**PROBLEM DETAILS**: Exclude the pictures and reproduce the remaining data exactly as written.

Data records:
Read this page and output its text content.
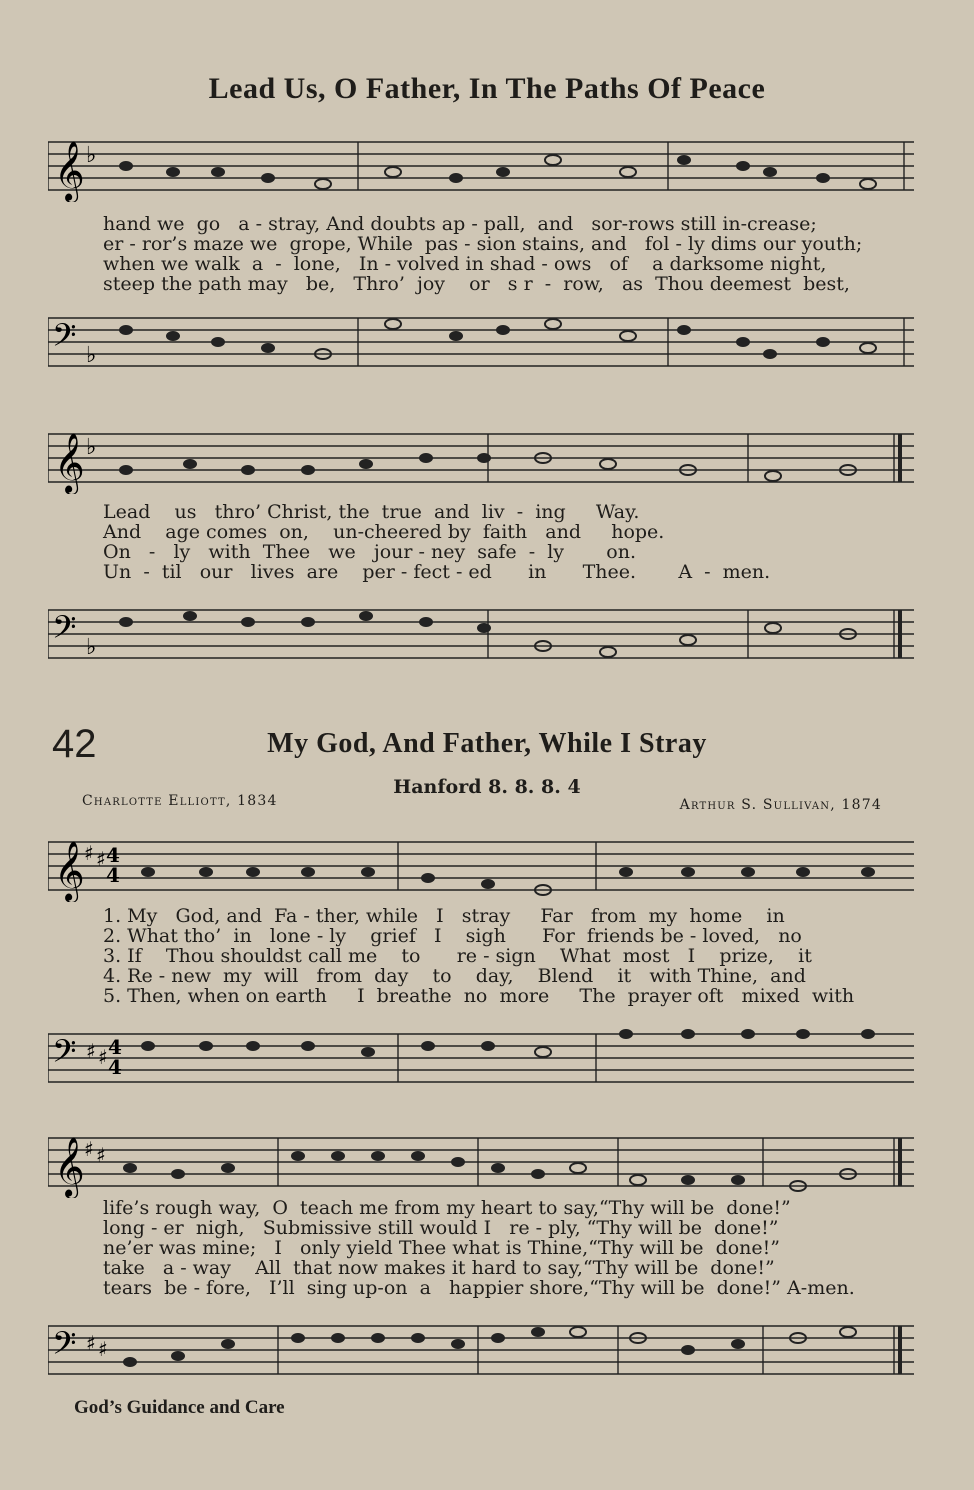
Lead Us, O Father, In The Paths Of Peace
𝄞 ♭
hand we  go   a - stray, And doubts ap - pall,  and   sor-rows still in-crease;
er - ror’s maze we  grope, While  pas - sion stains, and   fol - ly dims our youth;
when we walk  a  -  lone,   In - volved in shad - ows   of    a darksome night,
steep the path may   be,   Thro’  joy    or   s r  -  row,   as  Thou deemest  best,
𝄢 ♭
𝄞 ♭
Lead    us   thro’ Christ, the  true  and  liv  -  ing     Way.
And    age comes  on,    un-cheered by  faith   and     hope.
On   -   ly   with  Thee   we   jour - ney  safe  -  ly       on.
Un  -  til   our   lives  are    per - fect - ed      in      Thee.       A  -  men.
𝄢 ♭
42	My God, And Father, While I Stray
Hanford 8. 8. 8. 4
Charlotte Elliott, 1834	Arthur S. Sullivan, 1874
𝄞 ♯ ♯ 4
4
1. My   God, and  Fa - ther, while   I   stray     Far   from  my  home    in
2. What tho’  in   lone - ly    grief   I    sigh      For  friends be - loved,   no
3. If    Thou shouldst call me    to      re - sign    What  most   I    prize,    it
4. Re - new  my  will   from  day    to    day,    Blend    it   with Thine,  and
5. Then, when on earth     I  breathe  no  more     The  prayer oft   mixed  with
𝄢 ♯ ♯ 4
4
𝄞 ♯ ♯
life’s rough way,  O  teach me from my heart to say,“Thy will be  done!”
long - er  nigh,   Submissive still would I   re - ply, “Thy will be  done!”
ne’er was mine;   I   only yield Thee what is Thine,“Thy will be  done!”
take   a - way    All  that now makes it hard to say,“Thy will be  done!”
tears  be - fore,   I’ll  sing up-on  a   happier shore,“Thy will be  done!” A-men.
𝄢 ♯ ♯
God’s Guidance and Care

**SOLUTION FOR THIS EXERCISE**:
Read this page and output its text content.
Lead Us, O Father, In The Paths Of Peace
𝄞 ♭
hand we  go   a - stray, And doubts ap - pall,  and   sor-rows still in-crease;
er - ror’s maze we  grope, While  pas - sion stains, and   fol - ly dims our youth;
when we walk  a  -  lone,   In - volved in shad - ows   of    a darksome night,
steep the path may   be,   Thro’  joy    or   s r  -  row,   as  Thou deemest  best,
𝄢 ♭
𝄞 ♭
Lead    us   thro’ Christ, the  true  and  liv  -  ing     Way.
And    age comes  on,    un-cheered by  faith   and     hope.
On   -   ly   with  Thee   we   jour - ney  safe  -  ly       on.
Un  -  til   our   lives  are    per - fect - ed      in      Thee.       A  -  men.
𝄢 ♭
42	My God, And Father, While I Stray
Hanford 8. 8. 8. 4
Charlotte Elliott, 1834	Arthur S. Sullivan, 1874
𝄞 ♯ ♯ 4
4
1. My   God, and  Fa - ther, while   I   stray     Far   from  my  home    in
2. What tho’  in   lone - ly    grief   I    sigh      For  friends be - loved,   no
3. If    Thou shouldst call me    to      re - sign    What  most   I    prize,    it
4. Re - new  my  will   from  day    to    day,    Blend    it   with Thine,  and
5. Then, when on earth     I  breathe  no  more     The  prayer oft   mixed  with
𝄢 ♯ ♯ 4
4
𝄞 ♯ ♯
life’s rough way,  O  teach me from my heart to say,“Thy will be  done!”
long - er  nigh,   Submissive still would I   re - ply, “Thy will be  done!”
ne’er was mine;   I   only yield Thee what is Thine,“Thy will be  done!”
take   a - way    All  that now makes it hard to say,“Thy will be  done!”
tears  be - fore,   I’ll  sing up-on  a   happier shore,“Thy will be  done!” A-men.
𝄢 ♯ ♯
God’s Guidance and Care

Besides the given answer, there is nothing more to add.